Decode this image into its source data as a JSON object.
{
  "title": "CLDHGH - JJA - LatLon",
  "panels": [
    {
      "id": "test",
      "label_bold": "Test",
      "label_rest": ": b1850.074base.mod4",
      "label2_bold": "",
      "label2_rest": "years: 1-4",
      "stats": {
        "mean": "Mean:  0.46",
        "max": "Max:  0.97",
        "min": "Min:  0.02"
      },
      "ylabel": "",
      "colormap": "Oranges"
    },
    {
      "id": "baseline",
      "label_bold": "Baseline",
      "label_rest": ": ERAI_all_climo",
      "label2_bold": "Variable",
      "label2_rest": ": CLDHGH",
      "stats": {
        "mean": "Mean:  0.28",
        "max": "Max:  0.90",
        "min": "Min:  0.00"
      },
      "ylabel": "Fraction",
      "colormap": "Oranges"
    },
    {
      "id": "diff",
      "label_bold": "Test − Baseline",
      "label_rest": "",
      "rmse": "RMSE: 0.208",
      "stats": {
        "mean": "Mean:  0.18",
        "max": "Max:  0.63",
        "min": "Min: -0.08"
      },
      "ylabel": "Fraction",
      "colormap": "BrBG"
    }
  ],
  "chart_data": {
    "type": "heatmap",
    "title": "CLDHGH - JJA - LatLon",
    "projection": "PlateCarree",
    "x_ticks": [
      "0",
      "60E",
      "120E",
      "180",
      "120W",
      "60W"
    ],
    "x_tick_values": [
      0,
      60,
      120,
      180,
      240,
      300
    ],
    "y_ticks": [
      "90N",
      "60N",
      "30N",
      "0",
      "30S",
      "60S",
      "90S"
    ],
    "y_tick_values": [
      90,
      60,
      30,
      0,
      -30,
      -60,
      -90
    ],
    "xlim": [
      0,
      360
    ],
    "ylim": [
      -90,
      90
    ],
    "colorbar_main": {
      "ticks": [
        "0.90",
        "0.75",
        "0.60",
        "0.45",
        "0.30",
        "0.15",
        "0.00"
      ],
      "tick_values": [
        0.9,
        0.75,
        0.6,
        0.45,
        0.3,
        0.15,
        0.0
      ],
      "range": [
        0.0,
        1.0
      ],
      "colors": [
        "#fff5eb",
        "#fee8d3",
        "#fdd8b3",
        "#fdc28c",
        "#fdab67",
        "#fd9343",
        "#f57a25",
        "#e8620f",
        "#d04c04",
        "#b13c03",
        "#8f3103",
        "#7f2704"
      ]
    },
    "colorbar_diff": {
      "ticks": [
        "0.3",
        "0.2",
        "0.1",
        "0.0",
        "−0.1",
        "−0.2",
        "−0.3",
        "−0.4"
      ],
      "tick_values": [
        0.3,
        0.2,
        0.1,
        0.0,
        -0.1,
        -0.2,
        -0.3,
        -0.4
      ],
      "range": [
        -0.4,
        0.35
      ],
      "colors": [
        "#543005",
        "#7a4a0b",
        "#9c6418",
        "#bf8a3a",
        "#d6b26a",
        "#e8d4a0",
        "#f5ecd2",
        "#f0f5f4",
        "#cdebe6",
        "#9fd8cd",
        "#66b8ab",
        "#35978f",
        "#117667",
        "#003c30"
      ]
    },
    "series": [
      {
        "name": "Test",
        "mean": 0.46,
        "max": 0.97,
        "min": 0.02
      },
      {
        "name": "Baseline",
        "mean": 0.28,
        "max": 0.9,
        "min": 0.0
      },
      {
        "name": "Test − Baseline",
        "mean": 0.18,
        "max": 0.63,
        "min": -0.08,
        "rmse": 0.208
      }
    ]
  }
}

*EXERCISE TASK:* The entries above must be returned in full, exactly as shown.

*FINISHED TASK:*
Decode this image into its source data as a JSON object.
{
  "title": "CLDHGH - JJA - LatLon",
  "panels": [
    {
      "id": "test",
      "label_bold": "Test",
      "label_rest": ": b1850.074base.mod4",
      "label2_bold": "",
      "label2_rest": "years: 1-4",
      "stats": {
        "mean": "Mean:  0.46",
        "max": "Max:  0.97",
        "min": "Min:  0.02"
      },
      "ylabel": "",
      "colormap": "Oranges"
    },
    {
      "id": "baseline",
      "label_bold": "Baseline",
      "label_rest": ": ERAI_all_climo",
      "label2_bold": "Variable",
      "label2_rest": ": CLDHGH",
      "stats": {
        "mean": "Mean:  0.28",
        "max": "Max:  0.90",
        "min": "Min:  0.00"
      },
      "ylabel": "Fraction",
      "colormap": "Oranges"
    },
    {
      "id": "diff",
      "label_bold": "Test − Baseline",
      "label_rest": "",
      "rmse": "RMSE: 0.208",
      "stats": {
        "mean": "Mean:  0.18",
        "max": "Max:  0.63",
        "min": "Min: -0.08"
      },
      "ylabel": "Fraction",
      "colormap": "BrBG"
    }
  ],
  "chart_data": {
    "type": "heatmap",
    "title": "CLDHGH - JJA - LatLon",
    "projection": "PlateCarree",
    "x_ticks": [
      "0",
      "60E",
      "120E",
      "180",
      "120W",
      "60W"
    ],
    "x_tick_values": [
      0,
      60,
      120,
      180,
      240,
      300
    ],
    "y_ticks": [
      "90N",
      "60N",
      "30N",
      "0",
      "30S",
      "60S",
      "90S"
    ],
    "y_tick_values": [
      90,
      60,
      30,
      0,
      -30,
      -60,
      -90
    ],
    "xlim": [
      0,
      360
    ],
    "ylim": [
      -90,
      90
    ],
    "colorbar_main": {
      "ticks": [
        "0.90",
        "0.75",
        "0.60",
        "0.45",
        "0.30",
        "0.15",
        "0.00"
      ],
      "tick_values": [
        0.9,
        0.75,
        0.6,
        0.45,
        0.3,
        0.15,
        0.0
      ],
      "range": [
        0.0,
        1.0
      ],
      "colors": [
        "#fff5eb",
        "#fee8d3",
        "#fdd8b3",
        "#fdc28c",
        "#fdab67",
        "#fd9343",
        "#f57a25",
        "#e8620f",
        "#d04c04",
        "#b13c03",
        "#8f3103",
        "#7f2704"
      ]
    },
    "colorbar_diff": {
      "ticks": [
        "0.3",
        "0.2",
        "0.1",
        "0.0",
        "−0.1",
        "−0.2",
        "−0.3",
        "−0.4"
      ],
      "tick_values": [
        0.3,
        0.2,
        0.1,
        0.0,
        -0.1,
        -0.2,
        -0.3,
        -0.4
      ],
      "range": [
        -0.4,
        0.35
      ],
      "colors": [
        "#543005",
        "#7a4a0b",
        "#9c6418",
        "#bf8a3a",
        "#d6b26a",
        "#e8d4a0",
        "#f5ecd2",
        "#f0f5f4",
        "#cdebe6",
        "#9fd8cd",
        "#66b8ab",
        "#35978f",
        "#117667",
        "#003c30"
      ]
    },
    "series": [
      {
        "name": "Test",
        "mean": 0.46,
        "max": 0.97,
        "min": 0.02
      },
      {
        "name": "Baseline",
        "mean": 0.28,
        "max": 0.9,
        "min": 0.0
      },
      {
        "name": "Test − Baseline",
        "mean": 0.18,
        "max": 0.63,
        "min": -0.08,
        "rmse": 0.208
      }
    ]
  }
}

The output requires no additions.